• Task description: From the entries below, please gather each line containing the string "clase".

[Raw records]
==========

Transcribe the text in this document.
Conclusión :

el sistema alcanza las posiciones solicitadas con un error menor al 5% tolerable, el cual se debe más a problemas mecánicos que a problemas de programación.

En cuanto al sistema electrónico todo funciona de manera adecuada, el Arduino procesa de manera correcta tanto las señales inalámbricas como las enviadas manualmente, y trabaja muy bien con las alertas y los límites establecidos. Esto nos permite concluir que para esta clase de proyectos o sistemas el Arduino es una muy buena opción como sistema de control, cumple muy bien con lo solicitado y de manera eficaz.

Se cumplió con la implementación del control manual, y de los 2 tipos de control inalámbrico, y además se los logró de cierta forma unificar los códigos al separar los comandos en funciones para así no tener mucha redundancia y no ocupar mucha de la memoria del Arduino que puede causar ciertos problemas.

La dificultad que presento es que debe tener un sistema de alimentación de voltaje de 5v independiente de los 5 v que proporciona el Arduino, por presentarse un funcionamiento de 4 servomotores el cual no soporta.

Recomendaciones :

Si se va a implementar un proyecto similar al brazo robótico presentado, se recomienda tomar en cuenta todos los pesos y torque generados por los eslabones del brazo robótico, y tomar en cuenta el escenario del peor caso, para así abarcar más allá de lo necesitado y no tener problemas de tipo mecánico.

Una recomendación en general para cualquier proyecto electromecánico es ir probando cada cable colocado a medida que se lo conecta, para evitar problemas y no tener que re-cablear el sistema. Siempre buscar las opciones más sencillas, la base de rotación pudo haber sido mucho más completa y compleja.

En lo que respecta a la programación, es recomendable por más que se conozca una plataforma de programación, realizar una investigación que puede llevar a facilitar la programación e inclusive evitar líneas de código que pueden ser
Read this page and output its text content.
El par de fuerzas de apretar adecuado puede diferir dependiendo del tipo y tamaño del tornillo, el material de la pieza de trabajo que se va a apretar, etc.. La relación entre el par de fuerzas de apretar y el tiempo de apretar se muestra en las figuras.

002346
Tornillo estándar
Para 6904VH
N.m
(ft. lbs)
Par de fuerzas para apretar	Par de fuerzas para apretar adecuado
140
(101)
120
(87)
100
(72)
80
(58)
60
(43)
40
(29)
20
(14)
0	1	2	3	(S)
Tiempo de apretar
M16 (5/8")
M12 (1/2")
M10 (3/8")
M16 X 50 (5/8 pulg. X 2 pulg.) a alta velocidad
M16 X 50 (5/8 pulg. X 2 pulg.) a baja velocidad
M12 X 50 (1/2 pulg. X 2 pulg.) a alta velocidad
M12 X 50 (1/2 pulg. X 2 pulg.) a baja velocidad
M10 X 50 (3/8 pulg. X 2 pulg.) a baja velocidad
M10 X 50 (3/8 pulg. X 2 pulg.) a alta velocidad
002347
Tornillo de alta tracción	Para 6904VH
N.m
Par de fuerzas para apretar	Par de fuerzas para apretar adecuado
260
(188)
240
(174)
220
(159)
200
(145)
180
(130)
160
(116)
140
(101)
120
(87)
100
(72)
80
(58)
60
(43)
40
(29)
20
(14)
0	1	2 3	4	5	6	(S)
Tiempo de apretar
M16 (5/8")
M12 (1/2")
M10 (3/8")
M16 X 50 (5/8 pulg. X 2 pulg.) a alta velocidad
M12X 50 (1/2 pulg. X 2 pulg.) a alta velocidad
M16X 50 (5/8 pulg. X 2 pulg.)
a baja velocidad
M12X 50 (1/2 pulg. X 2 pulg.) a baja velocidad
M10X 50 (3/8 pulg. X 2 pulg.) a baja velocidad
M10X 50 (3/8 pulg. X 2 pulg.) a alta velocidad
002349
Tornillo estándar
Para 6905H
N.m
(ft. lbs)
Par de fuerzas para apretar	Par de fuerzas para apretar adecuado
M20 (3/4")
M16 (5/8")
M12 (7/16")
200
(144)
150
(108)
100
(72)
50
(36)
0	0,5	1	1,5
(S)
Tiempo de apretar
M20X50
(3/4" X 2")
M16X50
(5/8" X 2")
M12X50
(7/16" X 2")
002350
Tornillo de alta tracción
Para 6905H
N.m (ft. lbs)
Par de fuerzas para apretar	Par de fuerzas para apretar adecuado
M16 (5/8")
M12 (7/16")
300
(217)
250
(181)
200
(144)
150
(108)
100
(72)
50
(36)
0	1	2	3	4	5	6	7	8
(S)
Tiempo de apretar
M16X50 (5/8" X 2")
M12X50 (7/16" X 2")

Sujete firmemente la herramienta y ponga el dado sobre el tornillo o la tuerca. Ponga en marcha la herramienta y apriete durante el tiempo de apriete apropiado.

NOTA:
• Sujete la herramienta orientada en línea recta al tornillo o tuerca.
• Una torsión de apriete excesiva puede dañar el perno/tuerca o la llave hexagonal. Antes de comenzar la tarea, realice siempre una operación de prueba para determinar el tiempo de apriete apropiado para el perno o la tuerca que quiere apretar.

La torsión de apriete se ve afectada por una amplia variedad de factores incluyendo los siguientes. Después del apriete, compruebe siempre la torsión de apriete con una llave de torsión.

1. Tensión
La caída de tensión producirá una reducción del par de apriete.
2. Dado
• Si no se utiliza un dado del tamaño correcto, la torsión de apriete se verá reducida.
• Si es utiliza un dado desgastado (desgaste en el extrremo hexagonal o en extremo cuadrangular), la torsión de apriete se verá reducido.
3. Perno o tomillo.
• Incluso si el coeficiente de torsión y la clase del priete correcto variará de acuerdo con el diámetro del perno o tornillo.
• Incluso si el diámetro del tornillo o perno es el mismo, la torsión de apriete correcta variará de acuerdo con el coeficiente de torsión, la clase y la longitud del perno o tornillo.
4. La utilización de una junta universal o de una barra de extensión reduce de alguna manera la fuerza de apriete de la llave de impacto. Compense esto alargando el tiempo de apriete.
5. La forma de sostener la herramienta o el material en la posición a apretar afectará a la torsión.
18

==========

• Correct response:
En cuanto al sistema electrónico todo funciona de manera adecuada, el Arduino procesa de manera correcta tanto las señales inalámbricas como las enviadas manualmente, y trabaja muy bien con las alertas y los límites establecidos. Esto nos permite concluir que para esta clase de proyectos o sistemas el Arduino es una muy buena opción como sistema de control, cumple muy bien con lo solicitado y de manera eficaz.
• Incluso si el coeficiente de torsión y la clase del priete correcto variará de acuerdo con el diámetro del perno o tornillo.
• Incluso si el diámetro del tornillo o perno es el mismo, la torsión de apriete correcta variará de acuerdo con el coeficiente de torsión, la clase y la longitud del perno o tornillo.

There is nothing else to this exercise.